▶ [WHAT YOU NEED TO DO]
Give the listing again in full, exactly as written.

▶ [DATA FOR PROCESSING]
>>>
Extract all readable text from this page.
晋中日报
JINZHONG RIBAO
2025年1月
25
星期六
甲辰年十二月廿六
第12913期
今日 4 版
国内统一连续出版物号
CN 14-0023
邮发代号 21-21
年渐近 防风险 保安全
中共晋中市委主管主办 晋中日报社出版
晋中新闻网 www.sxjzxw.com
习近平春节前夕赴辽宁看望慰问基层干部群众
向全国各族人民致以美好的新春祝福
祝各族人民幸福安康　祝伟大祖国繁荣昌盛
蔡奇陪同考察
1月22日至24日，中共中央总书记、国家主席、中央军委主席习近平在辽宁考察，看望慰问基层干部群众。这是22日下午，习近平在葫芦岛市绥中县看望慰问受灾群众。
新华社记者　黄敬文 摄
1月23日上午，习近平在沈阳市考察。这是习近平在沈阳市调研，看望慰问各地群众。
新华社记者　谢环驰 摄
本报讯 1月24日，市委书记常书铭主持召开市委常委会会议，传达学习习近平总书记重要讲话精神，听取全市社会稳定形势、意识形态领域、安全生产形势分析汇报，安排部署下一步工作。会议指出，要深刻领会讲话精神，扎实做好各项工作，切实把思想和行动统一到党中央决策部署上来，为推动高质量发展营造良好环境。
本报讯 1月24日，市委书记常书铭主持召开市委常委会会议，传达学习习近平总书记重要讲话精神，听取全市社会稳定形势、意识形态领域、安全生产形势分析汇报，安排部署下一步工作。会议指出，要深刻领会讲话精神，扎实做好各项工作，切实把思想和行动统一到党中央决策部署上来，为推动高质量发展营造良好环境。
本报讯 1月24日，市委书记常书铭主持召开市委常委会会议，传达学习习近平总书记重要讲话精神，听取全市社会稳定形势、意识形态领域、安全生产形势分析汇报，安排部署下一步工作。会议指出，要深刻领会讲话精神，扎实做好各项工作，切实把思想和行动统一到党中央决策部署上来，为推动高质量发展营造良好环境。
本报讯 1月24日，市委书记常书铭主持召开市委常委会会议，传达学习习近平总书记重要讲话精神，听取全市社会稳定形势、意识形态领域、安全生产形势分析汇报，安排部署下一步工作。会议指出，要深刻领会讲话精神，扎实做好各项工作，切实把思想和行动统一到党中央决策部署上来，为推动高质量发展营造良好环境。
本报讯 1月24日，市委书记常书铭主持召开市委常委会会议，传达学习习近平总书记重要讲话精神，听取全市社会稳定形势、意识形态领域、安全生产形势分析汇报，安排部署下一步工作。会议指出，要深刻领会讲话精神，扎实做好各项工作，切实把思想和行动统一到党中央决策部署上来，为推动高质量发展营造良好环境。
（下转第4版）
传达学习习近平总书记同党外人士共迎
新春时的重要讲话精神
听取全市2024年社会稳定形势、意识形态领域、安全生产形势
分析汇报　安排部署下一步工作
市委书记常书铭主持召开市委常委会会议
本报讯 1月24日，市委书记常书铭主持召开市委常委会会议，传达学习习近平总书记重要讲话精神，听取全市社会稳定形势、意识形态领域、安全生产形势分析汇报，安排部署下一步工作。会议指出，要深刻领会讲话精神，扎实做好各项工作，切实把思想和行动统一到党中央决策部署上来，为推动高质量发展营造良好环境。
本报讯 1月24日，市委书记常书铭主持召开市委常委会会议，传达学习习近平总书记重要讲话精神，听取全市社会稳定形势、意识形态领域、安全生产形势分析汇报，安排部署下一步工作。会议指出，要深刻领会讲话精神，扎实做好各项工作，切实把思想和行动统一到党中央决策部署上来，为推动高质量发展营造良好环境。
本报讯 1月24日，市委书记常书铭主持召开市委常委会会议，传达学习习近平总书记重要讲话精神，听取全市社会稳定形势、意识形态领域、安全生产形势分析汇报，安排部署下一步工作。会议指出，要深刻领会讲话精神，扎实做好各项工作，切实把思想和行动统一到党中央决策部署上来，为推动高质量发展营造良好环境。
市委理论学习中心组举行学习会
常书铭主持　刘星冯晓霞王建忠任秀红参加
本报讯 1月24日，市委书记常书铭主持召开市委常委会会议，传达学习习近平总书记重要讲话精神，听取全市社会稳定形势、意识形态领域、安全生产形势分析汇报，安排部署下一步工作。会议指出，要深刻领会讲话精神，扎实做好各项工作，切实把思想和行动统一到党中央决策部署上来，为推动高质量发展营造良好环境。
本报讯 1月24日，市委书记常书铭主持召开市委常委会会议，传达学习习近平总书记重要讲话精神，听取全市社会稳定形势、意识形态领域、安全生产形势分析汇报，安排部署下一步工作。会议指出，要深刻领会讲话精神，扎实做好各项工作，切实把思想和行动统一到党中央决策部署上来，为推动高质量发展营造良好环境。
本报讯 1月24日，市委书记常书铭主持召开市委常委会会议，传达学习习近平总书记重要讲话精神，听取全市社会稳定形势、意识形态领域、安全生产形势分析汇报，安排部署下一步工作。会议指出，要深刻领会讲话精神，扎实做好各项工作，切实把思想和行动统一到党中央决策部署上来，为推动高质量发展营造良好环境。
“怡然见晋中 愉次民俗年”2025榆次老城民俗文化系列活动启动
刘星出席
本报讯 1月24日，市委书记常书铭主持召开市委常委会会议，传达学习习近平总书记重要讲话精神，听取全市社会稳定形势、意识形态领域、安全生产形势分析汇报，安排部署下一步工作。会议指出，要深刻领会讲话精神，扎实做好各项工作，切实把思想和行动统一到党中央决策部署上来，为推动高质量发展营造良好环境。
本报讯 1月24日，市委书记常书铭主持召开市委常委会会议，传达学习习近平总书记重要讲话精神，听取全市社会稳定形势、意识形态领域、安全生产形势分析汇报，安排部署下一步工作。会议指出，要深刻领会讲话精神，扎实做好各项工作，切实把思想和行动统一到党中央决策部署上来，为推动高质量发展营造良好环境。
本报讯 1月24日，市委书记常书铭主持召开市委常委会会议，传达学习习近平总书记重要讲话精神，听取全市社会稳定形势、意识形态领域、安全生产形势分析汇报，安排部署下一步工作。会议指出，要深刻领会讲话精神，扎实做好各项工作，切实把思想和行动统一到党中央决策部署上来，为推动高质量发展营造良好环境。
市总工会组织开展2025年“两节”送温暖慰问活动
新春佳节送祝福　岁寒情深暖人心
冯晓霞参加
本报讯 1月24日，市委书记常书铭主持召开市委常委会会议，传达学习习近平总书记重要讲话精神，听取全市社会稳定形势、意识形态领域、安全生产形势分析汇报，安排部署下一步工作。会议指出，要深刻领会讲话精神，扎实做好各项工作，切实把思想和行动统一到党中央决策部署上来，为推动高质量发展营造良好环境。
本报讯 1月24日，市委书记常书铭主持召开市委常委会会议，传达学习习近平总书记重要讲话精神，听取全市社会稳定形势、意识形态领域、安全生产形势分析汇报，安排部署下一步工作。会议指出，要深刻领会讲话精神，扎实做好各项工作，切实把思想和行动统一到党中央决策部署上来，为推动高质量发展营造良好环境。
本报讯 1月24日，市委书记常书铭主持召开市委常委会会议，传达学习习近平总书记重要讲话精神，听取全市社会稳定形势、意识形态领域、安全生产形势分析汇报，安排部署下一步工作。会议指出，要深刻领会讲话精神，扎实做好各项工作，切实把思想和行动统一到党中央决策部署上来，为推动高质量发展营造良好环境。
<<<
▶ [TASK ANSWER]
Extract all readable text from this page.
晋中日报
JINZHONG RIBAO
2025年1月
25
星期六
甲辰年十二月廿六
第12913期
今日 4 版
国内统一连续出版物号
CN 14-0023
邮发代号 21-21
年渐近 防风险 保安全
中共晋中市委主管主办 晋中日报社出版
晋中新闻网 www.sxjzxw.com
习近平春节前夕赴辽宁看望慰问基层干部群众
向全国各族人民致以美好的新春祝福
祝各族人民幸福安康　祝伟大祖国繁荣昌盛
蔡奇陪同考察
1月22日至24日，中共中央总书记、国家主席、中央军委主席习近平在辽宁考察，看望慰问基层干部群众。这是22日下午，习近平在葫芦岛市绥中县看望慰问受灾群众。
新华社记者　黄敬文 摄
1月23日上午，习近平在沈阳市考察。这是习近平在沈阳市调研，看望慰问各地群众。
新华社记者　谢环驰 摄
本报讯 1月24日，市委书记常书铭主持召开市委常委会会议，传达学习习近平总书记重要讲话精神，听取全市社会稳定形势、意识形态领域、安全生产形势分析汇报，安排部署下一步工作。会议指出，要深刻领会讲话精神，扎实做好各项工作，切实把思想和行动统一到党中央决策部署上来，为推动高质量发展营造良好环境。
本报讯 1月24日，市委书记常书铭主持召开市委常委会会议，传达学习习近平总书记重要讲话精神，听取全市社会稳定形势、意识形态领域、安全生产形势分析汇报，安排部署下一步工作。会议指出，要深刻领会讲话精神，扎实做好各项工作，切实把思想和行动统一到党中央决策部署上来，为推动高质量发展营造良好环境。
本报讯 1月24日，市委书记常书铭主持召开市委常委会会议，传达学习习近平总书记重要讲话精神，听取全市社会稳定形势、意识形态领域、安全生产形势分析汇报，安排部署下一步工作。会议指出，要深刻领会讲话精神，扎实做好各项工作，切实把思想和行动统一到党中央决策部署上来，为推动高质量发展营造良好环境。
本报讯 1月24日，市委书记常书铭主持召开市委常委会会议，传达学习习近平总书记重要讲话精神，听取全市社会稳定形势、意识形态领域、安全生产形势分析汇报，安排部署下一步工作。会议指出，要深刻领会讲话精神，扎实做好各项工作，切实把思想和行动统一到党中央决策部署上来，为推动高质量发展营造良好环境。
本报讯 1月24日，市委书记常书铭主持召开市委常委会会议，传达学习习近平总书记重要讲话精神，听取全市社会稳定形势、意识形态领域、安全生产形势分析汇报，安排部署下一步工作。会议指出，要深刻领会讲话精神，扎实做好各项工作，切实把思想和行动统一到党中央决策部署上来，为推动高质量发展营造良好环境。
（下转第4版）
传达学习习近平总书记同党外人士共迎
新春时的重要讲话精神
听取全市2024年社会稳定形势、意识形态领域、安全生产形势
分析汇报　安排部署下一步工作
市委书记常书铭主持召开市委常委会会议
本报讯 1月24日，市委书记常书铭主持召开市委常委会会议，传达学习习近平总书记重要讲话精神，听取全市社会稳定形势、意识形态领域、安全生产形势分析汇报，安排部署下一步工作。会议指出，要深刻领会讲话精神，扎实做好各项工作，切实把思想和行动统一到党中央决策部署上来，为推动高质量发展营造良好环境。
本报讯 1月24日，市委书记常书铭主持召开市委常委会会议，传达学习习近平总书记重要讲话精神，听取全市社会稳定形势、意识形态领域、安全生产形势分析汇报，安排部署下一步工作。会议指出，要深刻领会讲话精神，扎实做好各项工作，切实把思想和行动统一到党中央决策部署上来，为推动高质量发展营造良好环境。
本报讯 1月24日，市委书记常书铭主持召开市委常委会会议，传达学习习近平总书记重要讲话精神，听取全市社会稳定形势、意识形态领域、安全生产形势分析汇报，安排部署下一步工作。会议指出，要深刻领会讲话精神，扎实做好各项工作，切实把思想和行动统一到党中央决策部署上来，为推动高质量发展营造良好环境。
市委理论学习中心组举行学习会
常书铭主持　刘星冯晓霞王建忠任秀红参加
本报讯 1月24日，市委书记常书铭主持召开市委常委会会议，传达学习习近平总书记重要讲话精神，听取全市社会稳定形势、意识形态领域、安全生产形势分析汇报，安排部署下一步工作。会议指出，要深刻领会讲话精神，扎实做好各项工作，切实把思想和行动统一到党中央决策部署上来，为推动高质量发展营造良好环境。
本报讯 1月24日，市委书记常书铭主持召开市委常委会会议，传达学习习近平总书记重要讲话精神，听取全市社会稳定形势、意识形态领域、安全生产形势分析汇报，安排部署下一步工作。会议指出，要深刻领会讲话精神，扎实做好各项工作，切实把思想和行动统一到党中央决策部署上来，为推动高质量发展营造良好环境。
本报讯 1月24日，市委书记常书铭主持召开市委常委会会议，传达学习习近平总书记重要讲话精神，听取全市社会稳定形势、意识形态领域、安全生产形势分析汇报，安排部署下一步工作。会议指出，要深刻领会讲话精神，扎实做好各项工作，切实把思想和行动统一到党中央决策部署上来，为推动高质量发展营造良好环境。
“怡然见晋中 愉次民俗年”2025榆次老城民俗文化系列活动启动
刘星出席
本报讯 1月24日，市委书记常书铭主持召开市委常委会会议，传达学习习近平总书记重要讲话精神，听取全市社会稳定形势、意识形态领域、安全生产形势分析汇报，安排部署下一步工作。会议指出，要深刻领会讲话精神，扎实做好各项工作，切实把思想和行动统一到党中央决策部署上来，为推动高质量发展营造良好环境。
本报讯 1月24日，市委书记常书铭主持召开市委常委会会议，传达学习习近平总书记重要讲话精神，听取全市社会稳定形势、意识形态领域、安全生产形势分析汇报，安排部署下一步工作。会议指出，要深刻领会讲话精神，扎实做好各项工作，切实把思想和行动统一到党中央决策部署上来，为推动高质量发展营造良好环境。
本报讯 1月24日，市委书记常书铭主持召开市委常委会会议，传达学习习近平总书记重要讲话精神，听取全市社会稳定形势、意识形态领域、安全生产形势分析汇报，安排部署下一步工作。会议指出，要深刻领会讲话精神，扎实做好各项工作，切实把思想和行动统一到党中央决策部署上来，为推动高质量发展营造良好环境。
市总工会组织开展2025年“两节”送温暖慰问活动
新春佳节送祝福　岁寒情深暖人心
冯晓霞参加
本报讯 1月24日，市委书记常书铭主持召开市委常委会会议，传达学习习近平总书记重要讲话精神，听取全市社会稳定形势、意识形态领域、安全生产形势分析汇报，安排部署下一步工作。会议指出，要深刻领会讲话精神，扎实做好各项工作，切实把思想和行动统一到党中央决策部署上来，为推动高质量发展营造良好环境。
本报讯 1月24日，市委书记常书铭主持召开市委常委会会议，传达学习习近平总书记重要讲话精神，听取全市社会稳定形势、意识形态领域、安全生产形势分析汇报，安排部署下一步工作。会议指出，要深刻领会讲话精神，扎实做好各项工作，切实把思想和行动统一到党中央决策部署上来，为推动高质量发展营造良好环境。
本报讯 1月24日，市委书记常书铭主持召开市委常委会会议，传达学习习近平总书记重要讲话精神，听取全市社会稳定形势、意识形态领域、安全生产形势分析汇报，安排部署下一步工作。会议指出，要深刻领会讲话精神，扎实做好各项工作，切实把思想和行动统一到党中央决策部署上来，为推动高质量发展营造良好环境。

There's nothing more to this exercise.